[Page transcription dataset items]

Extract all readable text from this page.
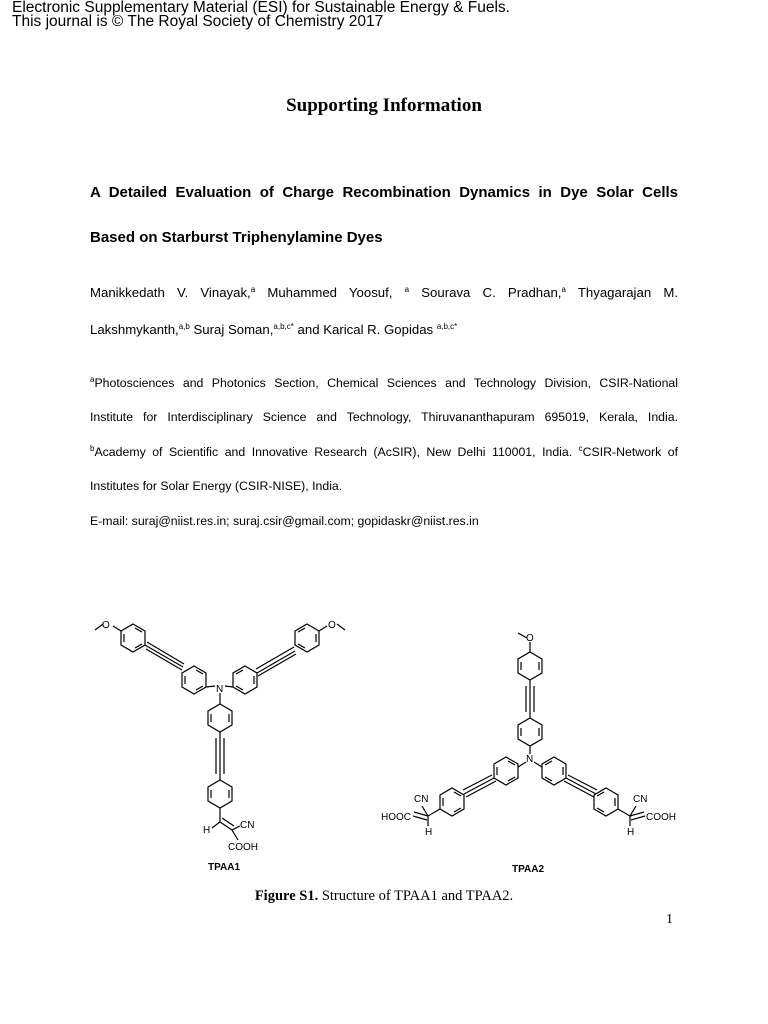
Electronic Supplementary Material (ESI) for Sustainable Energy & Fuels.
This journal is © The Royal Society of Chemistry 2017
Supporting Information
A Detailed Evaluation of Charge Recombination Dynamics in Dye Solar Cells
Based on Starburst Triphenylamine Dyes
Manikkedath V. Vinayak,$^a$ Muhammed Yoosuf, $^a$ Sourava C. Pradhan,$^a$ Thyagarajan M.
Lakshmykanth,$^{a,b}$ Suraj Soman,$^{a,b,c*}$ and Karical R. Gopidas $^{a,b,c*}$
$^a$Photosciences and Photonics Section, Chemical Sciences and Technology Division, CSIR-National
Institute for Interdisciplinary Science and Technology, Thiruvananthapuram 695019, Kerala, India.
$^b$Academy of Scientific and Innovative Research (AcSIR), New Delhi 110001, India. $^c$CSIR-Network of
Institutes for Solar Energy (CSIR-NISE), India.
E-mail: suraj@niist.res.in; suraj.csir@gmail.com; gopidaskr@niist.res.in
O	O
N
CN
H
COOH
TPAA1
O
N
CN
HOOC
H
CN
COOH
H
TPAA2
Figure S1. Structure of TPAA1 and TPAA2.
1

| How to complete this task |
Go through the entries and retype each one exactly, skipping any image.

| Finished exercise |
Extract all readable text from this page.
Electronic Supplementary Material (ESI) for Sustainable Energy & Fuels.
This journal is © The Royal Society of Chemistry 2017
Supporting Information
A Detailed Evaluation of Charge Recombination Dynamics in Dye Solar Cells
Based on Starburst Triphenylamine Dyes
Manikkedath V. Vinayak,$^a$ Muhammed Yoosuf, $^a$ Sourava C. Pradhan,$^a$ Thyagarajan M.
Lakshmykanth,$^{a,b}$ Suraj Soman,$^{a,b,c*}$ and Karical R. Gopidas $^{a,b,c*}$
$^a$Photosciences and Photonics Section, Chemical Sciences and Technology Division, CSIR-National
Institute for Interdisciplinary Science and Technology, Thiruvananthapuram 695019, Kerala, India.
$^b$Academy of Scientific and Innovative Research (AcSIR), New Delhi 110001, India. $^c$CSIR-Network of
Institutes for Solar Energy (CSIR-NISE), India.
E-mail: suraj@niist.res.in; suraj.csir@gmail.com; gopidaskr@niist.res.in
O	O
N
CN
H
COOH
TPAA1
O
N
CN
HOOC
H
CN
COOH
H
TPAA2
Figure S1. Structure of TPAA1 and TPAA2.
1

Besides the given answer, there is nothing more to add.